▶ _Records shown_

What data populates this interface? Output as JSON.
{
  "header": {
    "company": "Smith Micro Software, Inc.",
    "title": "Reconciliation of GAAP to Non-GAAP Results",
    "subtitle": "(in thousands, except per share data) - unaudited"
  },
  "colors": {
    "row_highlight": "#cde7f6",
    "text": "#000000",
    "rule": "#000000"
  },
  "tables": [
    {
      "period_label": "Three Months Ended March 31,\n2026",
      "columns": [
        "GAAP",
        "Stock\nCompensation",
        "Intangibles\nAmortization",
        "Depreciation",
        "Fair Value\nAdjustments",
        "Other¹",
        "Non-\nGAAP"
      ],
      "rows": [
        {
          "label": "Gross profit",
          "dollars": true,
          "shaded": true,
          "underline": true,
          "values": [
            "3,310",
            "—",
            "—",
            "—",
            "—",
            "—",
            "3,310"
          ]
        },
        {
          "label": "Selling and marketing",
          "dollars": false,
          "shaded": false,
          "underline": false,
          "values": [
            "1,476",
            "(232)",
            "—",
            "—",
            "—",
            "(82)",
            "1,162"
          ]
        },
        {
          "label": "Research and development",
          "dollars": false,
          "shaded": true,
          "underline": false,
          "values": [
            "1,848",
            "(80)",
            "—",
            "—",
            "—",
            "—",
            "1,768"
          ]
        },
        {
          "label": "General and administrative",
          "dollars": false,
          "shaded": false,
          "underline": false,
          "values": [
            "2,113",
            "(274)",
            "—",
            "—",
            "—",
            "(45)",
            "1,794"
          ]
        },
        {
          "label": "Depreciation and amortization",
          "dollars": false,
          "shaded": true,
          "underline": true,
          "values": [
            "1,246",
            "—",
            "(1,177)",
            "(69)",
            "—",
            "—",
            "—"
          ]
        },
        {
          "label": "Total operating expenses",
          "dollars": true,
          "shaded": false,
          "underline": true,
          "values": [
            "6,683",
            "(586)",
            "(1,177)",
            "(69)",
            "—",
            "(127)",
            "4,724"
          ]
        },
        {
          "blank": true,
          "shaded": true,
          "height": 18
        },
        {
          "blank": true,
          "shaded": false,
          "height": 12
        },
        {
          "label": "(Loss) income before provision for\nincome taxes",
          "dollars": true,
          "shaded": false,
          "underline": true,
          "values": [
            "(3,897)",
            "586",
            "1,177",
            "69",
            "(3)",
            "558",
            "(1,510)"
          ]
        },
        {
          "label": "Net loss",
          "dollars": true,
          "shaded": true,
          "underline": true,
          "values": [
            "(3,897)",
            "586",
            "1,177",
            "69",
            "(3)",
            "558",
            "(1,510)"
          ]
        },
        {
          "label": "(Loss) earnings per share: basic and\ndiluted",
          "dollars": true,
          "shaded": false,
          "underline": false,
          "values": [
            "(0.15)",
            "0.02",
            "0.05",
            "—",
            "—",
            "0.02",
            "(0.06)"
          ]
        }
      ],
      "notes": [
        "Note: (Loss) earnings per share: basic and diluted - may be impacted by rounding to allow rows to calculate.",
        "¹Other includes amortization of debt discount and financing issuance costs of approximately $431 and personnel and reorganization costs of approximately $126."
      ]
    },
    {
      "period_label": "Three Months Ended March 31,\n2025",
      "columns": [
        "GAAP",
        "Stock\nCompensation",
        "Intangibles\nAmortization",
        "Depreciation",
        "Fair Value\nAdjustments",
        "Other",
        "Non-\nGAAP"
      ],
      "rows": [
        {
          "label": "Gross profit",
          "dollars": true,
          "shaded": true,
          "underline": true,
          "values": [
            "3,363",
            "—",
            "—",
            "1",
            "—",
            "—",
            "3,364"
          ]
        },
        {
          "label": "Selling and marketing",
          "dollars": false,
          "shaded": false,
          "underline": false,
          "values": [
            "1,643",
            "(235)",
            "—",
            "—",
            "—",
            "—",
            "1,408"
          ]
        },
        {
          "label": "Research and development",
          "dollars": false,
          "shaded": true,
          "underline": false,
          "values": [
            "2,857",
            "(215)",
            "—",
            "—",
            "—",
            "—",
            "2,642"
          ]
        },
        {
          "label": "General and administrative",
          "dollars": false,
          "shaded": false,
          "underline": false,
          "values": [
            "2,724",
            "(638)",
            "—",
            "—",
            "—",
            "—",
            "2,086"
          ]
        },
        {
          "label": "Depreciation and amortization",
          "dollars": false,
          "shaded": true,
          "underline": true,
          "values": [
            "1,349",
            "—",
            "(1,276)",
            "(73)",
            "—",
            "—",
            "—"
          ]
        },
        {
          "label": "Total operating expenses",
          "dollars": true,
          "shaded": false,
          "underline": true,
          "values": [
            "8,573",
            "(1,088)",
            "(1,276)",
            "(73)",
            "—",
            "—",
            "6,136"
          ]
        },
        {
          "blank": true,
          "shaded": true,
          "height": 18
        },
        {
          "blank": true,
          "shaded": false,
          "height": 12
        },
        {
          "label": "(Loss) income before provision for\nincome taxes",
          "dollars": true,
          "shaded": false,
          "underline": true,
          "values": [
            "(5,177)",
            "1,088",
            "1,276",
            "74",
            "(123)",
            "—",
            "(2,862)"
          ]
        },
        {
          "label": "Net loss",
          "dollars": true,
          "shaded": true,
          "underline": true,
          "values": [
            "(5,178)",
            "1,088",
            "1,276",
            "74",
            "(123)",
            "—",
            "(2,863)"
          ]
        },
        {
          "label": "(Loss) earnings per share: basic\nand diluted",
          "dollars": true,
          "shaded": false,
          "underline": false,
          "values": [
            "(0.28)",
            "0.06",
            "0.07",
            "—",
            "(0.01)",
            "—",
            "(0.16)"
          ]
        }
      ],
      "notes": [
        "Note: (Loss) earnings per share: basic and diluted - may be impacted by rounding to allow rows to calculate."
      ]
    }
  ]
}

▶ _What you need to do_
Write out the entries above once more, without altering anything.

▶ _Solution to the exercise_
What data populates this interface? Output as JSON.
{
  "header": {
    "company": "Smith Micro Software, Inc.",
    "title": "Reconciliation of GAAP to Non-GAAP Results",
    "subtitle": "(in thousands, except per share data) - unaudited"
  },
  "colors": {
    "row_highlight": "#cde7f6",
    "text": "#000000",
    "rule": "#000000"
  },
  "tables": [
    {
      "period_label": "Three Months Ended March 31,\n2026",
      "columns": [
        "GAAP",
        "Stock\nCompensation",
        "Intangibles\nAmortization",
        "Depreciation",
        "Fair Value\nAdjustments",
        "Other¹",
        "Non-\nGAAP"
      ],
      "rows": [
        {
          "label": "Gross profit",
          "dollars": true,
          "shaded": true,
          "underline": true,
          "values": [
            "3,310",
            "—",
            "—",
            "—",
            "—",
            "—",
            "3,310"
          ]
        },
        {
          "label": "Selling and marketing",
          "dollars": false,
          "shaded": false,
          "underline": false,
          "values": [
            "1,476",
            "(232)",
            "—",
            "—",
            "—",
            "(82)",
            "1,162"
          ]
        },
        {
          "label": "Research and development",
          "dollars": false,
          "shaded": true,
          "underline": false,
          "values": [
            "1,848",
            "(80)",
            "—",
            "—",
            "—",
            "—",
            "1,768"
          ]
        },
        {
          "label": "General and administrative",
          "dollars": false,
          "shaded": false,
          "underline": false,
          "values": [
            "2,113",
            "(274)",
            "—",
            "—",
            "—",
            "(45)",
            "1,794"
          ]
        },
        {
          "label": "Depreciation and amortization",
          "dollars": false,
          "shaded": true,
          "underline": true,
          "values": [
            "1,246",
            "—",
            "(1,177)",
            "(69)",
            "—",
            "—",
            "—"
          ]
        },
        {
          "label": "Total operating expenses",
          "dollars": true,
          "shaded": false,
          "underline": true,
          "values": [
            "6,683",
            "(586)",
            "(1,177)",
            "(69)",
            "—",
            "(127)",
            "4,724"
          ]
        },
        {
          "blank": true,
          "shaded": true,
          "height": 18
        },
        {
          "blank": true,
          "shaded": false,
          "height": 12
        },
        {
          "label": "(Loss) income before provision for\nincome taxes",
          "dollars": true,
          "shaded": false,
          "underline": true,
          "values": [
            "(3,897)",
            "586",
            "1,177",
            "69",
            "(3)",
            "558",
            "(1,510)"
          ]
        },
        {
          "label": "Net loss",
          "dollars": true,
          "shaded": true,
          "underline": true,
          "values": [
            "(3,897)",
            "586",
            "1,177",
            "69",
            "(3)",
            "558",
            "(1,510)"
          ]
        },
        {
          "label": "(Loss) earnings per share: basic and\ndiluted",
          "dollars": true,
          "shaded": false,
          "underline": false,
          "values": [
            "(0.15)",
            "0.02",
            "0.05",
            "—",
            "—",
            "0.02",
            "(0.06)"
          ]
        }
      ],
      "notes": [
        "Note: (Loss) earnings per share: basic and diluted - may be impacted by rounding to allow rows to calculate.",
        "¹Other includes amortization of debt discount and financing issuance costs of approximately $431 and personnel and reorganization costs of approximately $126."
      ]
    },
    {
      "period_label": "Three Months Ended March 31,\n2025",
      "columns": [
        "GAAP",
        "Stock\nCompensation",
        "Intangibles\nAmortization",
        "Depreciation",
        "Fair Value\nAdjustments",
        "Other",
        "Non-\nGAAP"
      ],
      "rows": [
        {
          "label": "Gross profit",
          "dollars": true,
          "shaded": true,
          "underline": true,
          "values": [
            "3,363",
            "—",
            "—",
            "1",
            "—",
            "—",
            "3,364"
          ]
        },
        {
          "label": "Selling and marketing",
          "dollars": false,
          "shaded": false,
          "underline": false,
          "values": [
            "1,643",
            "(235)",
            "—",
            "—",
            "—",
            "—",
            "1,408"
          ]
        },
        {
          "label": "Research and development",
          "dollars": false,
          "shaded": true,
          "underline": false,
          "values": [
            "2,857",
            "(215)",
            "—",
            "—",
            "—",
            "—",
            "2,642"
          ]
        },
        {
          "label": "General and administrative",
          "dollars": false,
          "shaded": false,
          "underline": false,
          "values": [
            "2,724",
            "(638)",
            "—",
            "—",
            "—",
            "—",
            "2,086"
          ]
        },
        {
          "label": "Depreciation and amortization",
          "dollars": false,
          "shaded": true,
          "underline": true,
          "values": [
            "1,349",
            "—",
            "(1,276)",
            "(73)",
            "—",
            "—",
            "—"
          ]
        },
        {
          "label": "Total operating expenses",
          "dollars": true,
          "shaded": false,
          "underline": true,
          "values": [
            "8,573",
            "(1,088)",
            "(1,276)",
            "(73)",
            "—",
            "—",
            "6,136"
          ]
        },
        {
          "blank": true,
          "shaded": true,
          "height": 18
        },
        {
          "blank": true,
          "shaded": false,
          "height": 12
        },
        {
          "label": "(Loss) income before provision for\nincome taxes",
          "dollars": true,
          "shaded": false,
          "underline": true,
          "values": [
            "(5,177)",
            "1,088",
            "1,276",
            "74",
            "(123)",
            "—",
            "(2,862)"
          ]
        },
        {
          "label": "Net loss",
          "dollars": true,
          "shaded": true,
          "underline": true,
          "values": [
            "(5,178)",
            "1,088",
            "1,276",
            "74",
            "(123)",
            "—",
            "(2,863)"
          ]
        },
        {
          "label": "(Loss) earnings per share: basic\nand diluted",
          "dollars": true,
          "shaded": false,
          "underline": false,
          "values": [
            "(0.28)",
            "0.06",
            "0.07",
            "—",
            "(0.01)",
            "—",
            "(0.16)"
          ]
        }
      ],
      "notes": [
        "Note: (Loss) earnings per share: basic and diluted - may be impacted by rounding to allow rows to calculate."
      ]
    }
  ]
}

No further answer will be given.